Print the data exactly as it is given, please.

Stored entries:
(begin)

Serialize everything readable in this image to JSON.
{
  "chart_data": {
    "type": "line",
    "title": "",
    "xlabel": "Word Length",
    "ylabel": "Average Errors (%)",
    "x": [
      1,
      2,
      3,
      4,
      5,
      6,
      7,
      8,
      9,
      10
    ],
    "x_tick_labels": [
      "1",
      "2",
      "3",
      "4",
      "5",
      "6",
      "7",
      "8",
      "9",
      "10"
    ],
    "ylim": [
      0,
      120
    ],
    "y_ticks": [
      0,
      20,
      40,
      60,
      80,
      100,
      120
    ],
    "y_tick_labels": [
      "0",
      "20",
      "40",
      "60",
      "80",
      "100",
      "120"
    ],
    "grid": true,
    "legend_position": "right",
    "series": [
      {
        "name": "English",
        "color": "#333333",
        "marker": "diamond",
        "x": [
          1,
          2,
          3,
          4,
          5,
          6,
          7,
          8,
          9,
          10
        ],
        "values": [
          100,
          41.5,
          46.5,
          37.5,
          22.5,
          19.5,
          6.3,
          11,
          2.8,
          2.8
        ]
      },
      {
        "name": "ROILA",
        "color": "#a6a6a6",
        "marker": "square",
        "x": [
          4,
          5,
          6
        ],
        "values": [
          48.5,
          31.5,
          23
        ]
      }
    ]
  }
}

(end)

* [Worked answer]:
Serialize everything readable in this image to JSON.
{
  "chart_data": {
    "type": "line",
    "title": "",
    "xlabel": "Word Length",
    "ylabel": "Average Errors (%)",
    "x": [
      1,
      2,
      3,
      4,
      5,
      6,
      7,
      8,
      9,
      10
    ],
    "x_tick_labels": [
      "1",
      "2",
      "3",
      "4",
      "5",
      "6",
      "7",
      "8",
      "9",
      "10"
    ],
    "ylim": [
      0,
      120
    ],
    "y_ticks": [
      0,
      20,
      40,
      60,
      80,
      100,
      120
    ],
    "y_tick_labels": [
      "0",
      "20",
      "40",
      "60",
      "80",
      "100",
      "120"
    ],
    "grid": true,
    "legend_position": "right",
    "series": [
      {
        "name": "English",
        "color": "#333333",
        "marker": "diamond",
        "x": [
          1,
          2,
          3,
          4,
          5,
          6,
          7,
          8,
          9,
          10
        ],
        "values": [
          100,
          41.5,
          46.5,
          37.5,
          22.5,
          19.5,
          6.3,
          11,
          2.8,
          2.8
        ]
      },
      {
        "name": "ROILA",
        "color": "#a6a6a6",
        "marker": "square",
        "x": [
          4,
          5,
          6
        ],
        "values": [
          48.5,
          31.5,
          23
        ]
      }
    ]
  }
}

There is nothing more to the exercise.